> **TASK GOAL**: Identify each line below that contains the word "ilmaista", and copy it out.

> **DATASET CONTENT**:
* BEGIN *

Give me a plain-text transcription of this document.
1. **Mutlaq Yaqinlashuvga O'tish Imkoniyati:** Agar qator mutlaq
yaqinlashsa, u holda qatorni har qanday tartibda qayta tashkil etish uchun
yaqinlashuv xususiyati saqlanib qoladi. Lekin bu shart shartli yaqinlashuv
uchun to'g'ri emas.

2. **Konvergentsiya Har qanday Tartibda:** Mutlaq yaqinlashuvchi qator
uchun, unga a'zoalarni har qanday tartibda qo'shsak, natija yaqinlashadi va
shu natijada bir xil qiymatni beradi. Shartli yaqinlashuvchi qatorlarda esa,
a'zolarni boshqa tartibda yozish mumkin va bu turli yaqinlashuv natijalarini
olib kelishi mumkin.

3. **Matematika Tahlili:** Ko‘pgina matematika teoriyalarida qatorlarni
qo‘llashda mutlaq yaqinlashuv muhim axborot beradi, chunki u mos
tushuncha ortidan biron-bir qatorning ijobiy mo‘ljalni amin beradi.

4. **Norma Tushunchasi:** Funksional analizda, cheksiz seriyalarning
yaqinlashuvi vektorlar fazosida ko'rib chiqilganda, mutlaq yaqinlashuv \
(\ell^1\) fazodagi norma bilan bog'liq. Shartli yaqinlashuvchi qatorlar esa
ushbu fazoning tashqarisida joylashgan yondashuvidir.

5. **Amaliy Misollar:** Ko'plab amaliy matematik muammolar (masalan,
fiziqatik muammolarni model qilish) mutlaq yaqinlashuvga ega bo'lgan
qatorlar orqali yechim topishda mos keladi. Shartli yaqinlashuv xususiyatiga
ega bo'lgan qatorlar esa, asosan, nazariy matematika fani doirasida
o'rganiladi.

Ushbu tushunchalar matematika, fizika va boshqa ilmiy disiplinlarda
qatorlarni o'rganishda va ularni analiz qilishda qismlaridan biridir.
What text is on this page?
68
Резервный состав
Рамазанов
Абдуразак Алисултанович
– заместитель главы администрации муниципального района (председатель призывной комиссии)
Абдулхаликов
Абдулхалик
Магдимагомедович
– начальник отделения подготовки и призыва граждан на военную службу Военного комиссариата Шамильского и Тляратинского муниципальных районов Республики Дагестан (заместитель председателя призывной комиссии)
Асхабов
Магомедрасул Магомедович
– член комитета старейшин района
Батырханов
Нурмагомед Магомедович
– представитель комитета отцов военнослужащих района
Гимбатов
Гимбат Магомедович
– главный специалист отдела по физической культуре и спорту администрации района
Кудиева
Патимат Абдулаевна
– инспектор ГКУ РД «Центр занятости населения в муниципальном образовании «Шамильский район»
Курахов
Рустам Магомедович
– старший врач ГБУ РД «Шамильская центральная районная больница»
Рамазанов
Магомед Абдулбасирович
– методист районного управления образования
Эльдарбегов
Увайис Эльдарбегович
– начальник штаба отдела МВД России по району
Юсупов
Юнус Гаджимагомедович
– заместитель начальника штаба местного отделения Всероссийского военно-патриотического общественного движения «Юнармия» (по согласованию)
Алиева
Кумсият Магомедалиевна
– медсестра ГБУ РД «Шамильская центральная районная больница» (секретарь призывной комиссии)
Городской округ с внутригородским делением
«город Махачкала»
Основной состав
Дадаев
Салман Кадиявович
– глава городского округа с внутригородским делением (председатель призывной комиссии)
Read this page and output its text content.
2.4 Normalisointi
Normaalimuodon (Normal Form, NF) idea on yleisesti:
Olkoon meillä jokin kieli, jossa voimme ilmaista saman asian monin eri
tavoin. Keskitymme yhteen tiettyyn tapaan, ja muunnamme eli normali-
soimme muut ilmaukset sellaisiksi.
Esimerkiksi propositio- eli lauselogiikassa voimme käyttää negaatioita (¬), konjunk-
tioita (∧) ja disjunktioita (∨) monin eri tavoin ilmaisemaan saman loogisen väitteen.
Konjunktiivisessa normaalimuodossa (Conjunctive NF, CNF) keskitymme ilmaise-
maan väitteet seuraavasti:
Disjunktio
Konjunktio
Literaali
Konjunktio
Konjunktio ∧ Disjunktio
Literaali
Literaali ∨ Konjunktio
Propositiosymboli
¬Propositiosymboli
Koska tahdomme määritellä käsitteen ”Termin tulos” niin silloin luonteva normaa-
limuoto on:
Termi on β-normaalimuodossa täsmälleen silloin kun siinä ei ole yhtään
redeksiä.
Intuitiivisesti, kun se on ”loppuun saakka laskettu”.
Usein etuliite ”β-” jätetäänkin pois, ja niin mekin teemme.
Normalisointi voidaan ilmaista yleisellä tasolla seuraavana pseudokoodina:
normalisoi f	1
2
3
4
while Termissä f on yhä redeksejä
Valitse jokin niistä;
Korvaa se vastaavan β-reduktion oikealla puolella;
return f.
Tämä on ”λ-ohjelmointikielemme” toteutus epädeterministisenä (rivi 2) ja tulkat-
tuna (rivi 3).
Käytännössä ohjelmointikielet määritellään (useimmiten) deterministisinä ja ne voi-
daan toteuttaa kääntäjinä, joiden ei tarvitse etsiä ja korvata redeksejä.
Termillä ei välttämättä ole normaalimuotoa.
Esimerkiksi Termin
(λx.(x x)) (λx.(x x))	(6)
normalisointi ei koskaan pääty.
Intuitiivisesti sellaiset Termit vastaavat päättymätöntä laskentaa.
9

* END *

> **RESULT OF THE EXERCISE**:
Olkoon meillä jokin kieli, jossa voimme ilmaista saman asian monin eri
Normalisointi voidaan ilmaista yleisellä tasolla seuraavana pseudokoodina:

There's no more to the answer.